Challenge: Your answer should be a single number: the count of lines that include the word "triangle".

Data provided start

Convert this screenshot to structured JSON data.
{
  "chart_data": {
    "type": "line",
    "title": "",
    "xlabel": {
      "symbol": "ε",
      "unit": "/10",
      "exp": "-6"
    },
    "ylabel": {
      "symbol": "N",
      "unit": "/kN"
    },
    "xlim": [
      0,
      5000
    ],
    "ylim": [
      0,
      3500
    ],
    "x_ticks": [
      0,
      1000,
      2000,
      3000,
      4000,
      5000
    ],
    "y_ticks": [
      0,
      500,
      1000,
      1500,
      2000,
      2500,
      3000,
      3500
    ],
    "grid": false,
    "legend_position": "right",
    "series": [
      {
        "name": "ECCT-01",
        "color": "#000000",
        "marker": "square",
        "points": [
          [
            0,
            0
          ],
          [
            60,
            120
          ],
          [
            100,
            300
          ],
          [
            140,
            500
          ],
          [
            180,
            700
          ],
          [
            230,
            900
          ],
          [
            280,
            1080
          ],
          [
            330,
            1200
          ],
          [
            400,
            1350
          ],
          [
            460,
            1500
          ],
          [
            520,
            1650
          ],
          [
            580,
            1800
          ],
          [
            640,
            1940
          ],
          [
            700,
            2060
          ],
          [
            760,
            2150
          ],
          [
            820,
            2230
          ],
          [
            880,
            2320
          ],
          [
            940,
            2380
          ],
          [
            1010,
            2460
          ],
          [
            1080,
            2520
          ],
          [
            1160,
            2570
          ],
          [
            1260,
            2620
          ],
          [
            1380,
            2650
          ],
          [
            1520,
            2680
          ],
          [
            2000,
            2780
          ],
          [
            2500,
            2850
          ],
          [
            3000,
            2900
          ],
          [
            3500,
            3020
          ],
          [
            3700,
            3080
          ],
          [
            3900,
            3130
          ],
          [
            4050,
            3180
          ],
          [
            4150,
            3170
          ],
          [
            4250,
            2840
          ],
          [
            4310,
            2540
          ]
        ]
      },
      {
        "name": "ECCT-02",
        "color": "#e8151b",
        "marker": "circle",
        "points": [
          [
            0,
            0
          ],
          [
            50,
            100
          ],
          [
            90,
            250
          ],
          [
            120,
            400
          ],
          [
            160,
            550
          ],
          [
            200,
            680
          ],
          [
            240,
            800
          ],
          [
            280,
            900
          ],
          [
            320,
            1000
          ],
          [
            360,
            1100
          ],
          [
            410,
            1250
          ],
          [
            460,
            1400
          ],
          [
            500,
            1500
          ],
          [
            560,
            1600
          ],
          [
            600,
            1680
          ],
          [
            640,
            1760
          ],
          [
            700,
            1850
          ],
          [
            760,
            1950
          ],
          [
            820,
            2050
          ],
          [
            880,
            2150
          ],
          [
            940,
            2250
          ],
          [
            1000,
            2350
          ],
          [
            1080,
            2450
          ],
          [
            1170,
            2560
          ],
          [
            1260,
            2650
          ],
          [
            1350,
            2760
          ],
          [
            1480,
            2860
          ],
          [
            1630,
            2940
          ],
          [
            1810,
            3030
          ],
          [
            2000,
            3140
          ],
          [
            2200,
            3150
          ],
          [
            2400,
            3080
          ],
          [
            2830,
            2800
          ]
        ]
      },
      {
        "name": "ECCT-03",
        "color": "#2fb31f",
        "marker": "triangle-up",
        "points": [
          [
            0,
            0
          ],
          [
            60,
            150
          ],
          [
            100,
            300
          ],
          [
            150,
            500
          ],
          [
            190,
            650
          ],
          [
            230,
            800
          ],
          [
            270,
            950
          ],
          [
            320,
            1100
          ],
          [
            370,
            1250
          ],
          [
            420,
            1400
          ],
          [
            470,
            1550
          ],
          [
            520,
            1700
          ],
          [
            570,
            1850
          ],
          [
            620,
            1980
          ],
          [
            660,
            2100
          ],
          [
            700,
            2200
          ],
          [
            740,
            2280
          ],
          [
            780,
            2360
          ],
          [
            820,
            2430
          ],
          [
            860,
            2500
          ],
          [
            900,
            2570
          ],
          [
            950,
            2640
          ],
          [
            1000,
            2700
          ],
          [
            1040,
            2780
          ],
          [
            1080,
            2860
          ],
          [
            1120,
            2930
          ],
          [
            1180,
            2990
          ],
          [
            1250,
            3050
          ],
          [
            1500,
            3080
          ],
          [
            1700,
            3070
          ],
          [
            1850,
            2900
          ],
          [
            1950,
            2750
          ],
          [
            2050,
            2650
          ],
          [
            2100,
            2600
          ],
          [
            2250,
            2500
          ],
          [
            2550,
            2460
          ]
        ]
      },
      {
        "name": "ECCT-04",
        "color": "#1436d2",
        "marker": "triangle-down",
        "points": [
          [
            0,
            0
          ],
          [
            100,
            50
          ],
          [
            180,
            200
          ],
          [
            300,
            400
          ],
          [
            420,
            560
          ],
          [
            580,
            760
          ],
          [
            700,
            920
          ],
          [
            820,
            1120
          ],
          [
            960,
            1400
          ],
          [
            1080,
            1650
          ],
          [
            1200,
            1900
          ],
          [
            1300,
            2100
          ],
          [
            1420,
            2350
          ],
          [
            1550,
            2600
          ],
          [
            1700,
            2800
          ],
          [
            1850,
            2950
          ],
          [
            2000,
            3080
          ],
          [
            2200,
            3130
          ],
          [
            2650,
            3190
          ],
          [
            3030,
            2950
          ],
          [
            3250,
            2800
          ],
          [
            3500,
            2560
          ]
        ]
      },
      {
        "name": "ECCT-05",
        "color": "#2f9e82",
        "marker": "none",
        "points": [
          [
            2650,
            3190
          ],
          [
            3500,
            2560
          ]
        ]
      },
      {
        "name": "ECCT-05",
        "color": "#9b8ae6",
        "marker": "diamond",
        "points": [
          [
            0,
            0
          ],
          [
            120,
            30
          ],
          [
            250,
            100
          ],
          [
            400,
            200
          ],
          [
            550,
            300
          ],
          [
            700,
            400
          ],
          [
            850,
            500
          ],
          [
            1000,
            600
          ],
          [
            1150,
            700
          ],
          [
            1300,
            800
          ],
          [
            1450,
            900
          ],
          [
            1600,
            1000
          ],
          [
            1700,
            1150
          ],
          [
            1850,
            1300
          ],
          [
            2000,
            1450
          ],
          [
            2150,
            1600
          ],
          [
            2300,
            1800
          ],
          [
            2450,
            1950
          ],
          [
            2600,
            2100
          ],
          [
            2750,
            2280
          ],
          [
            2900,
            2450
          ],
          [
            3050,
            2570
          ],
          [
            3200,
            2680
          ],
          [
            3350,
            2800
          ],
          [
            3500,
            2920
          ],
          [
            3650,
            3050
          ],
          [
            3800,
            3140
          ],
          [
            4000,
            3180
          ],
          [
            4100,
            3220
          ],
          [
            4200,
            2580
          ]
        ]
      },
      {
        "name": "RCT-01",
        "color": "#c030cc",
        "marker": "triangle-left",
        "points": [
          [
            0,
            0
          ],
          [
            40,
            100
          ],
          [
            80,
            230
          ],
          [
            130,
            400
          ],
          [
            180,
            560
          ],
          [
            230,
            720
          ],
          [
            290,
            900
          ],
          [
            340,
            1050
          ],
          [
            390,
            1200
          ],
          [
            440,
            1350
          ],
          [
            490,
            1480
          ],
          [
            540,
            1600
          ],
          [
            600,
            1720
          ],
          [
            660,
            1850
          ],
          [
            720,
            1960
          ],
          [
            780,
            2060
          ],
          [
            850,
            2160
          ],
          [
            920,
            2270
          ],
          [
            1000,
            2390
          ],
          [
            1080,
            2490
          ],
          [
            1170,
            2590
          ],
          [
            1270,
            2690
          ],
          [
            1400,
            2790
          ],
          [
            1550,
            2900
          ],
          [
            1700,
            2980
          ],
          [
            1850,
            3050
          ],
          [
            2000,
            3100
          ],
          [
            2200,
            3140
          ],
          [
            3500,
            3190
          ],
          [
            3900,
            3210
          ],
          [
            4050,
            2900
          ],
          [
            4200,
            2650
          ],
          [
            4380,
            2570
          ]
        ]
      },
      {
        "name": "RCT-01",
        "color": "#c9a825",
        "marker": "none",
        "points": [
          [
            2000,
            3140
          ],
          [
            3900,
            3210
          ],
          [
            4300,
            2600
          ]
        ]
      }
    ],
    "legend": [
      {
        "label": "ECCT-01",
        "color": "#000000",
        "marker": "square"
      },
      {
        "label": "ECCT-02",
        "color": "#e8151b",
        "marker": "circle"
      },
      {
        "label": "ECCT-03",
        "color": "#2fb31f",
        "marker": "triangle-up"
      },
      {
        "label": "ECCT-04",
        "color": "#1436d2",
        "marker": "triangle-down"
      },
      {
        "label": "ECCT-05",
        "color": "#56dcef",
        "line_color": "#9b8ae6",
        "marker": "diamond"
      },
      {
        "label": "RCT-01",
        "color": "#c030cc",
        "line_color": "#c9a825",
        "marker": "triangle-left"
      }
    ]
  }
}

Data provided end

Answer to the problem: 6